GIVEN EXERCISE → Repeat each entry word for word. Leave any images out of the copy.

RECORDED DATA →
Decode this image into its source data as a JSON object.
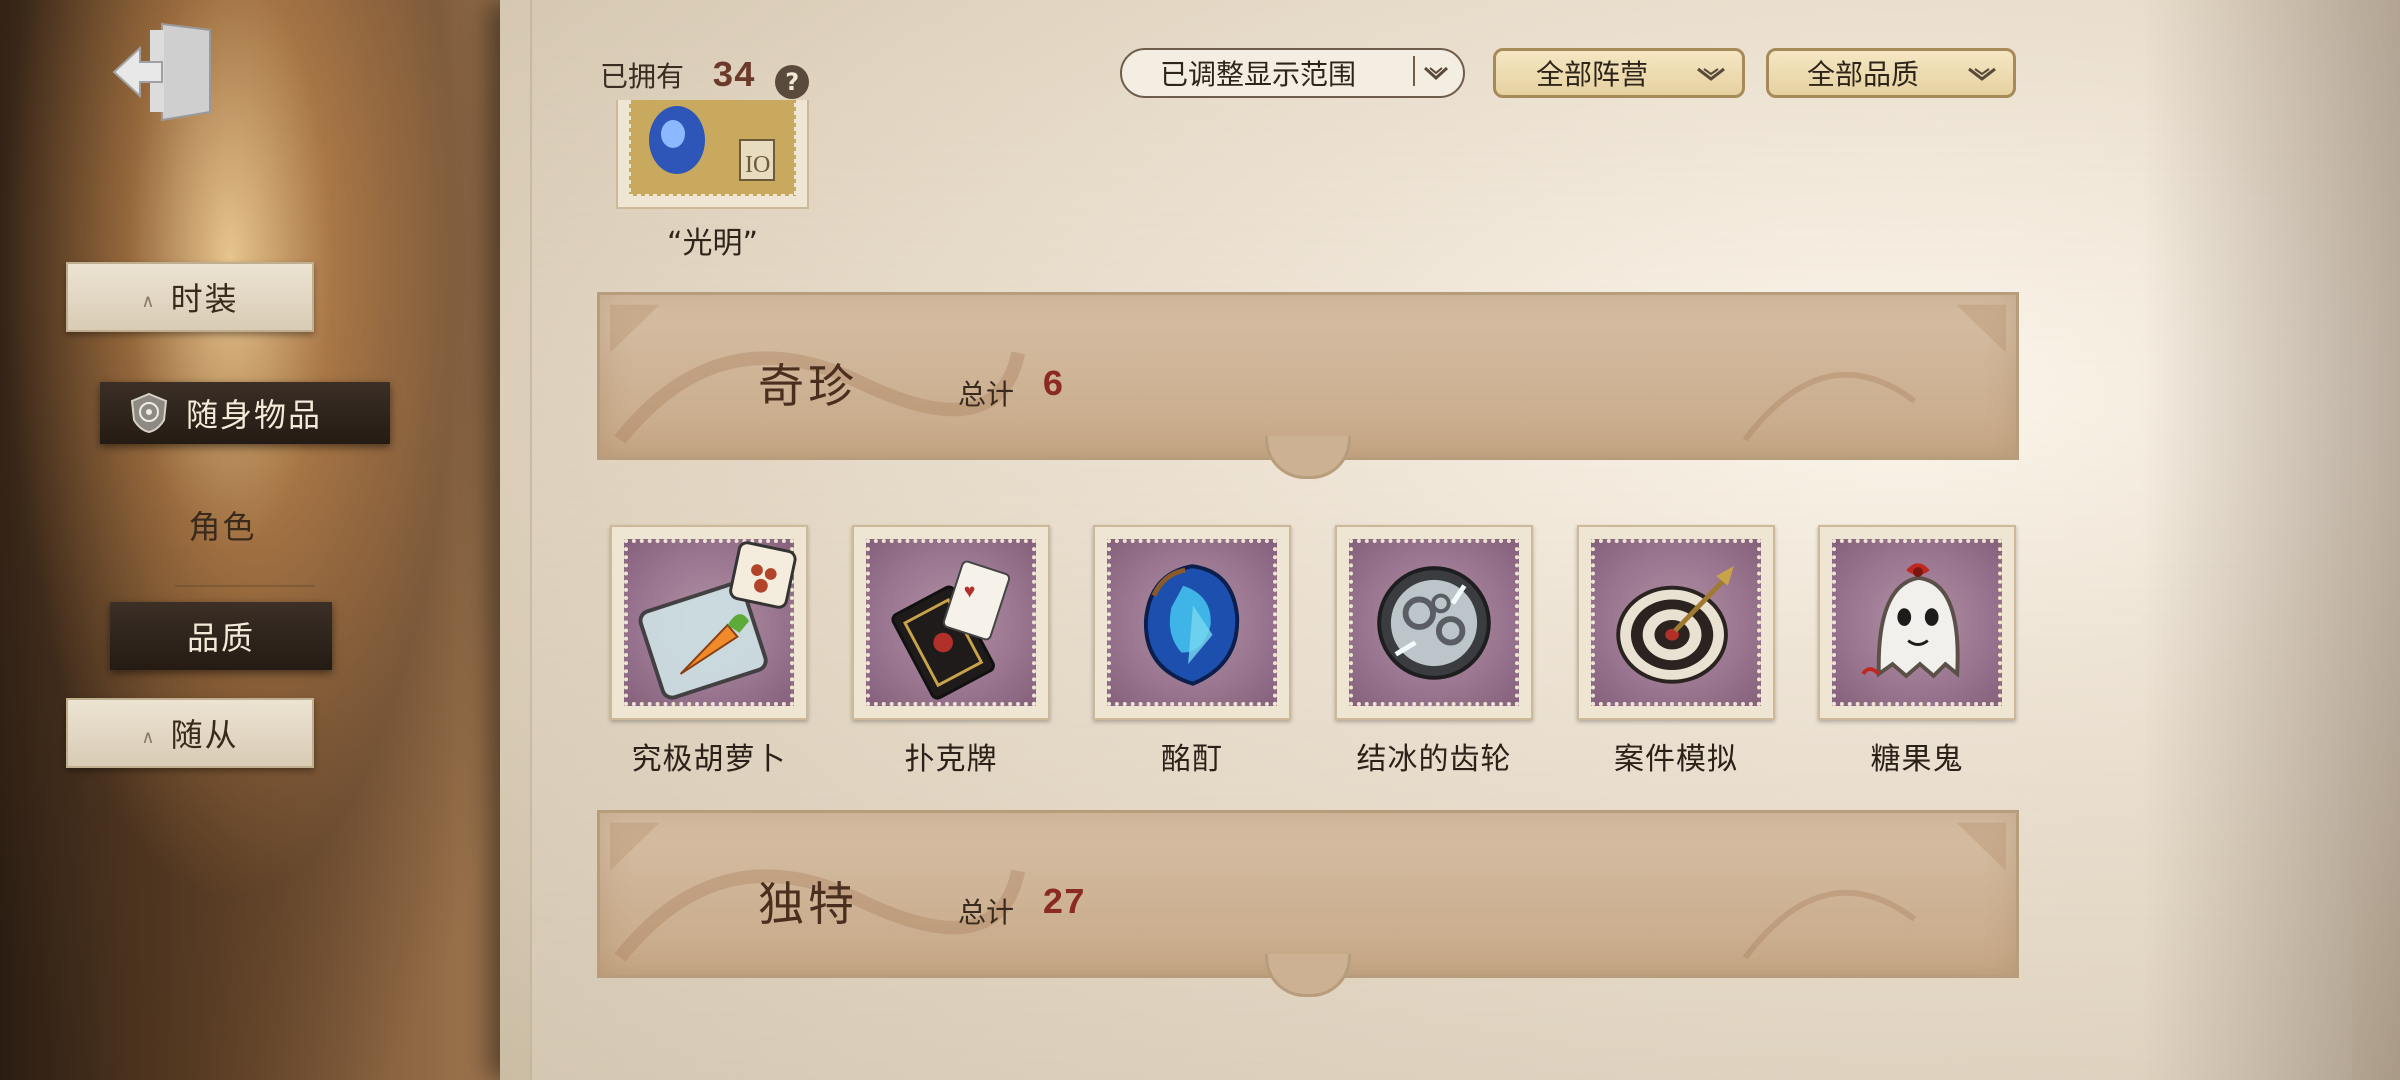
{
  "nav": {
    "exit_icon": "exit-door-icon",
    "items": [
      {
        "label": "时装",
        "state": "normal"
      },
      {
        "label": "随身物品",
        "state": "active",
        "icon": "emblem-icon"
      },
      {
        "label": "角色",
        "state": "plain"
      },
      {
        "label": "品质",
        "state": "active-sub"
      },
      {
        "label": "随从",
        "state": "normal"
      }
    ]
  },
  "header": {
    "owned_label": "已拥有",
    "owned_count": "34",
    "help_icon": "?",
    "filters": [
      {
        "label": "已调整显示范围"
      },
      {
        "label": "全部阵营"
      },
      {
        "label": "全部品质"
      }
    ]
  },
  "top_item": {
    "label": "“光明”"
  },
  "sections": [
    {
      "title": "奇珍",
      "count_label": "总计",
      "count": "6"
    },
    {
      "title": "独特",
      "count_label": "总计",
      "count": "27"
    }
  ],
  "items": [
    {
      "label": "究极胡萝卜",
      "icon": "carrot-jar-icon"
    },
    {
      "label": "扑克牌",
      "icon": "playing-cards-icon"
    },
    {
      "label": "酩酊",
      "icon": "crystal-heart-icon"
    },
    {
      "label": "结冰的齿轮",
      "icon": "frozen-gear-icon"
    },
    {
      "label": "案件模拟",
      "icon": "dartboard-icon"
    },
    {
      "label": "糖果鬼",
      "icon": "candy-ghost-icon"
    }
  ],
  "colors": {
    "accent_red": "#8a2a20",
    "stamp_purple": "#9a7690",
    "banner": "#cdb193"
  }
}
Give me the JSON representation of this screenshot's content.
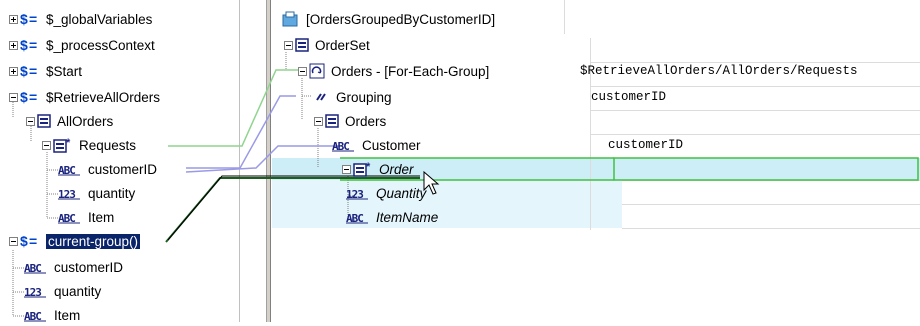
{
  "source_tree": {
    "nodes": [
      {
        "id": "globalVariables",
        "label": "$_globalVariables",
        "icon": "dollar-equals-icon",
        "expander": "plus"
      },
      {
        "id": "processContext",
        "label": "$_processContext",
        "icon": "dollar-equals-icon",
        "expander": "plus"
      },
      {
        "id": "start",
        "label": "$Start",
        "icon": "dollar-equals-icon",
        "expander": "plus"
      },
      {
        "id": "retrieveAllOrders",
        "label": "$RetrieveAllOrders",
        "icon": "dollar-equals-icon",
        "expander": "minus"
      },
      {
        "id": "allOrders",
        "label": "AllOrders",
        "icon": "complex-element-icon",
        "expander": "minus"
      },
      {
        "id": "requests",
        "label": "Requests",
        "icon": "repeating-element-icon",
        "expander": "minus"
      },
      {
        "id": "customerID",
        "label": "customerID",
        "icon": "string-type-icon"
      },
      {
        "id": "quantity",
        "label": "quantity",
        "icon": "integer-type-icon"
      },
      {
        "id": "item",
        "label": "Item",
        "icon": "string-type-icon"
      },
      {
        "id": "currentGroup",
        "label": "current-group()",
        "icon": "dollar-equals-icon",
        "expander": "minus",
        "selected": true
      },
      {
        "id": "cgCustomerID",
        "label": "customerID",
        "icon": "string-type-icon"
      },
      {
        "id": "cgQuantity",
        "label": "quantity",
        "icon": "integer-type-icon"
      },
      {
        "id": "cgItem",
        "label": "Item",
        "icon": "string-type-icon"
      }
    ]
  },
  "target_tree": {
    "nodes": [
      {
        "id": "root",
        "label": "[OrdersGroupedByCustomerID]",
        "icon": "schema-root-icon",
        "value": ""
      },
      {
        "id": "orderSet",
        "label": "OrderSet",
        "icon": "complex-element-icon",
        "expander": "minus",
        "value": ""
      },
      {
        "id": "orders",
        "label": "Orders - [For-Each-Group]",
        "icon": "for-each-group-icon",
        "expander": "minus",
        "value": "$RetrieveAllOrders/AllOrders/Requests"
      },
      {
        "id": "grouping",
        "label": "Grouping",
        "icon": "grouping-icon",
        "value": "customerID"
      },
      {
        "id": "ordersEl",
        "label": "Orders",
        "icon": "complex-element-icon",
        "expander": "minus",
        "value": ""
      },
      {
        "id": "customer",
        "label": "Customer",
        "icon": "string-type-icon",
        "value": "customerID"
      },
      {
        "id": "order",
        "label": "Order",
        "icon": "repeating-element-icon",
        "expander": "minus",
        "italic": true,
        "value": ""
      },
      {
        "id": "quantity",
        "label": "Quantity",
        "icon": "integer-type-icon",
        "italic": true,
        "value": ""
      },
      {
        "id": "itemName",
        "label": "ItemName",
        "icon": "string-type-icon",
        "italic": true,
        "value": ""
      }
    ]
  },
  "colors": {
    "selection_bg": "#0a246a",
    "mapping_line": "#9a9ae6",
    "mapping_line_green": "#8fd48f",
    "drag_line": "#1b5e20",
    "highlight_row": "#e4f5fb",
    "icon_dollar": "#0044cc",
    "icon_abc": "#1a237e"
  }
}
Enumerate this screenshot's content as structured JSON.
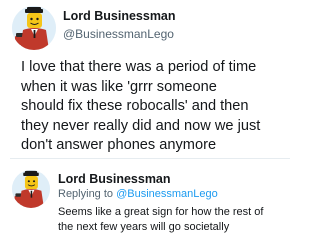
{
  "tweet": {
    "author_name": "Lord Businessman",
    "author_handle": "@BusinessmanLego",
    "avatar_icon": "lego-businessman-avatar-icon",
    "text": "I love that there was a period of time\nwhen it was like 'grrr someone\nshould fix these robocalls' and then\nthey never really did and now we just\ndon't answer phones anymore"
  },
  "reply": {
    "author_name": "Lord Businessman",
    "replying_prefix": "Replying to ",
    "replying_handle": "@BusinessmanLego",
    "avatar_icon": "lego-businessman-avatar-icon",
    "text": "Seems like a great sign for how the rest of\nthe next few years will go societally"
  },
  "colors": {
    "mention": "#1d9bf0",
    "secondary_text": "#536471",
    "divider": "#e6ecf0"
  }
}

ANSWER TO THE EXERCISE →
Decode this image into its source data as a JSON object.
{
  "nav": {
    "exit_icon": "exit-door-icon",
    "items": [
      {
        "label": "时装",
        "state": "normal"
      },
      {
        "label": "随身物品",
        "state": "active",
        "icon": "emblem-icon"
      },
      {
        "label": "角色",
        "state": "plain"
      },
      {
        "label": "品质",
        "state": "active-sub"
      },
      {
        "label": "随从",
        "state": "normal"
      }
    ]
  },
  "header": {
    "owned_label": "已拥有",
    "owned_count": "34",
    "help_icon": "?",
    "filters": [
      {
        "label": "已调整显示范围"
      },
      {
        "label": "全部阵营"
      },
      {
        "label": "全部品质"
      }
    ]
  },
  "top_item": {
    "label": "“光明”"
  },
  "sections": [
    {
      "title": "奇珍",
      "count_label": "总计",
      "count": "6"
    },
    {
      "title": "独特",
      "count_label": "总计",
      "count": "27"
    }
  ],
  "items": [
    {
      "label": "究极胡萝卜",
      "icon": "carrot-jar-icon"
    },
    {
      "label": "扑克牌",
      "icon": "playing-cards-icon"
    },
    {
      "label": "酩酊",
      "icon": "crystal-heart-icon"
    },
    {
      "label": "结冰的齿轮",
      "icon": "frozen-gear-icon"
    },
    {
      "label": "案件模拟",
      "icon": "dartboard-icon"
    },
    {
      "label": "糖果鬼",
      "icon": "candy-ghost-icon"
    }
  ],
  "colors": {
    "accent_red": "#8a2a20",
    "stamp_purple": "#9a7690",
    "banner": "#cdb193"
  }
}
Give me the JSON representation of this screenshot's content.
{
  "source_tree": {
    "nodes": [
      {
        "id": "globalVariables",
        "label": "$_globalVariables",
        "icon": "dollar-equals-icon",
        "expander": "plus"
      },
      {
        "id": "processContext",
        "label": "$_processContext",
        "icon": "dollar-equals-icon",
        "expander": "plus"
      },
      {
        "id": "start",
        "label": "$Start",
        "icon": "dollar-equals-icon",
        "expander": "plus"
      },
      {
        "id": "retrieveAllOrders",
        "label": "$RetrieveAllOrders",
        "icon": "dollar-equals-icon",
        "expander": "minus"
      },
      {
        "id": "allOrders",
        "label": "AllOrders",
        "icon": "complex-element-icon",
        "expander": "minus"
      },
      {
        "id": "requests",
        "label": "Requests",
        "icon": "repeating-element-icon",
        "expander": "minus"
      },
      {
        "id": "customerID",
        "label": "customerID",
        "icon": "string-type-icon"
      },
      {
        "id": "quantity",
        "label": "quantity",
        "icon": "integer-type-icon"
      },
      {
        "id": "item",
        "label": "Item",
        "icon": "string-type-icon"
      },
      {
        "id": "currentGroup",
        "label": "current-group()",
        "icon": "dollar-equals-icon",
        "expander": "minus",
        "selected": true
      },
      {
        "id": "cgCustomerID",
        "label": "customerID",
        "icon": "string-type-icon"
      },
      {
        "id": "cgQuantity",
        "label": "quantity",
        "icon": "integer-type-icon"
      },
      {
        "id": "cgItem",
        "label": "Item",
        "icon": "string-type-icon"
      }
    ]
  },
  "target_tree": {
    "nodes": [
      {
        "id": "root",
        "label": "[OrdersGroupedByCustomerID]",
        "icon": "schema-root-icon",
        "value": ""
      },
      {
        "id": "orderSet",
        "label": "OrderSet",
        "icon": "complex-element-icon",
        "expander": "minus",
        "value": ""
      },
      {
        "id": "orders",
        "label": "Orders - [For-Each-Group]",
        "icon": "for-each-group-icon",
        "expander": "minus",
        "value": "$RetrieveAllOrders/AllOrders/Requests"
      },
      {
        "id": "grouping",
        "label": "Grouping",
        "icon": "grouping-icon",
        "value": "customerID"
      },
      {
        "id": "ordersEl",
        "label": "Orders",
        "icon": "complex-element-icon",
        "expander": "minus",
        "value": ""
      },
      {
        "id": "customer",
        "label": "Customer",
        "icon": "string-type-icon",
        "value": "customerID"
      },
      {
        "id": "order",
        "label": "Order",
        "icon": "repeating-element-icon",
        "expander": "minus",
        "italic": true,
        "value": ""
      },
      {
        "id": "quantity",
        "label": "Quantity",
        "icon": "integer-type-icon",
        "italic": true,
        "value": ""
      },
      {
        "id": "itemName",
        "label": "ItemName",
        "icon": "string-type-icon",
        "italic": true,
        "value": ""
      }
    ]
  },
  "colors": {
    "selection_bg": "#0a246a",
    "mapping_line": "#9a9ae6",
    "mapping_line_green": "#8fd48f",
    "drag_line": "#1b5e20",
    "highlight_row": "#e4f5fb",
    "icon_dollar": "#0044cc",
    "icon_abc": "#1a237e"
  }
}
Enumerate this screenshot's content as structured JSON.
{
  "tweet": {
    "author_name": "Lord Businessman",
    "author_handle": "@BusinessmanLego",
    "avatar_icon": "lego-businessman-avatar-icon",
    "text": "I love that there was a period of time\nwhen it was like 'grrr someone\nshould fix these robocalls' and then\nthey never really did and now we just\ndon't answer phones anymore"
  },
  "reply": {
    "author_name": "Lord Businessman",
    "replying_prefix": "Replying to ",
    "replying_handle": "@BusinessmanLego",
    "avatar_icon": "lego-businessman-avatar-icon",
    "text": "Seems like a great sign for how the rest of\nthe next few years will go societally"
  },
  "colors": {
    "mention": "#1d9bf0",
    "secondary_text": "#536471",
    "divider": "#e6ecf0"
  }
}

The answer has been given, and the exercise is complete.